* begin *

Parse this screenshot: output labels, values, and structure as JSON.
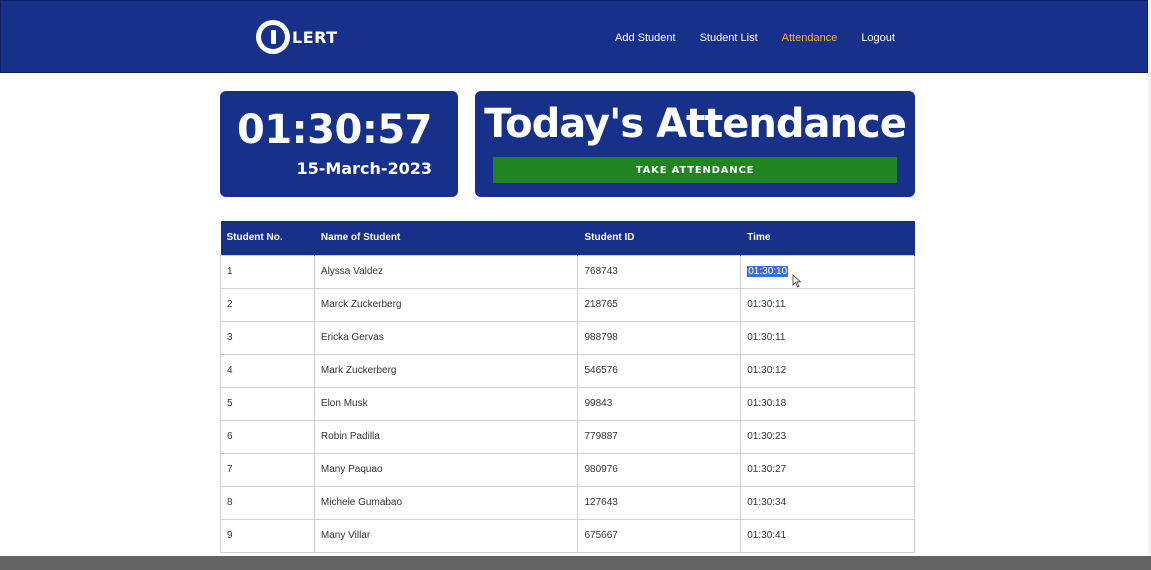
{
  "brand": {
    "logo_text": "LERT"
  },
  "nav": {
    "items": [
      {
        "label": "Add Student",
        "active": false
      },
      {
        "label": "Student List",
        "active": false
      },
      {
        "label": "Attendance",
        "active": true
      },
      {
        "label": "Logout",
        "active": false
      }
    ]
  },
  "clock": {
    "time": "01:30:57",
    "date": "15-March-2023"
  },
  "attendance": {
    "title": "Today's Attendance",
    "take_button_label": "TAKE ATTENDANCE"
  },
  "table": {
    "headers": [
      "Student No.",
      "Name of Student",
      "Student ID",
      "Time"
    ],
    "rows": [
      {
        "no": "1",
        "name": "Alyssa Valdez",
        "id": "768743",
        "time": "01:30:10"
      },
      {
        "no": "2",
        "name": "Marck Zuckerberg",
        "id": "218765",
        "time": "01:30:11"
      },
      {
        "no": "3",
        "name": "Ericka Gervas",
        "id": "988798",
        "time": "01:30:11"
      },
      {
        "no": "4",
        "name": "Mark Zuckerberg",
        "id": "546576",
        "time": "01:30:12"
      },
      {
        "no": "5",
        "name": "Elon Musk",
        "id": "99843",
        "time": "01:30:18"
      },
      {
        "no": "6",
        "name": "Robin Padilla",
        "id": "779887",
        "time": "01:30:23"
      },
      {
        "no": "7",
        "name": "Many Paquao",
        "id": "980976",
        "time": "01:30:27"
      },
      {
        "no": "8",
        "name": "Michele Gumabao",
        "id": "127643",
        "time": "01:30:34"
      },
      {
        "no": "9",
        "name": "Many Villar",
        "id": "675667",
        "time": "01:30:41"
      }
    ]
  },
  "colors": {
    "primary": "#17308a",
    "accent_active_nav": "#f0b93a",
    "button_green": "#208520",
    "selection": "#3b6fd6"
  },
  "icons": {
    "logo": "power-ring-icon",
    "cursor": "mouse-pointer-icon"
  }
}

* end *

Reproduce every line of the material precisely, omitting its pictures.

Parse this screenshot: output labels, values, and structure as JSON.
{
  "brand": {
    "logo_text": "LERT"
  },
  "nav": {
    "items": [
      {
        "label": "Add Student",
        "active": false
      },
      {
        "label": "Student List",
        "active": false
      },
      {
        "label": "Attendance",
        "active": true
      },
      {
        "label": "Logout",
        "active": false
      }
    ]
  },
  "clock": {
    "time": "01:30:57",
    "date": "15-March-2023"
  },
  "attendance": {
    "title": "Today's Attendance",
    "take_button_label": "TAKE ATTENDANCE"
  },
  "table": {
    "headers": [
      "Student No.",
      "Name of Student",
      "Student ID",
      "Time"
    ],
    "rows": [
      {
        "no": "1",
        "name": "Alyssa Valdez",
        "id": "768743",
        "time": "01:30:10"
      },
      {
        "no": "2",
        "name": "Marck Zuckerberg",
        "id": "218765",
        "time": "01:30:11"
      },
      {
        "no": "3",
        "name": "Ericka Gervas",
        "id": "988798",
        "time": "01:30:11"
      },
      {
        "no": "4",
        "name": "Mark Zuckerberg",
        "id": "546576",
        "time": "01:30:12"
      },
      {
        "no": "5",
        "name": "Elon Musk",
        "id": "99843",
        "time": "01:30:18"
      },
      {
        "no": "6",
        "name": "Robin Padilla",
        "id": "779887",
        "time": "01:30:23"
      },
      {
        "no": "7",
        "name": "Many Paquao",
        "id": "980976",
        "time": "01:30:27"
      },
      {
        "no": "8",
        "name": "Michele Gumabao",
        "id": "127643",
        "time": "01:30:34"
      },
      {
        "no": "9",
        "name": "Many Villar",
        "id": "675667",
        "time": "01:30:41"
      }
    ]
  },
  "colors": {
    "primary": "#17308a",
    "accent_active_nav": "#f0b93a",
    "button_green": "#208520",
    "selection": "#3b6fd6"
  },
  "icons": {
    "logo": "power-ring-icon",
    "cursor": "mouse-pointer-icon"
  }
}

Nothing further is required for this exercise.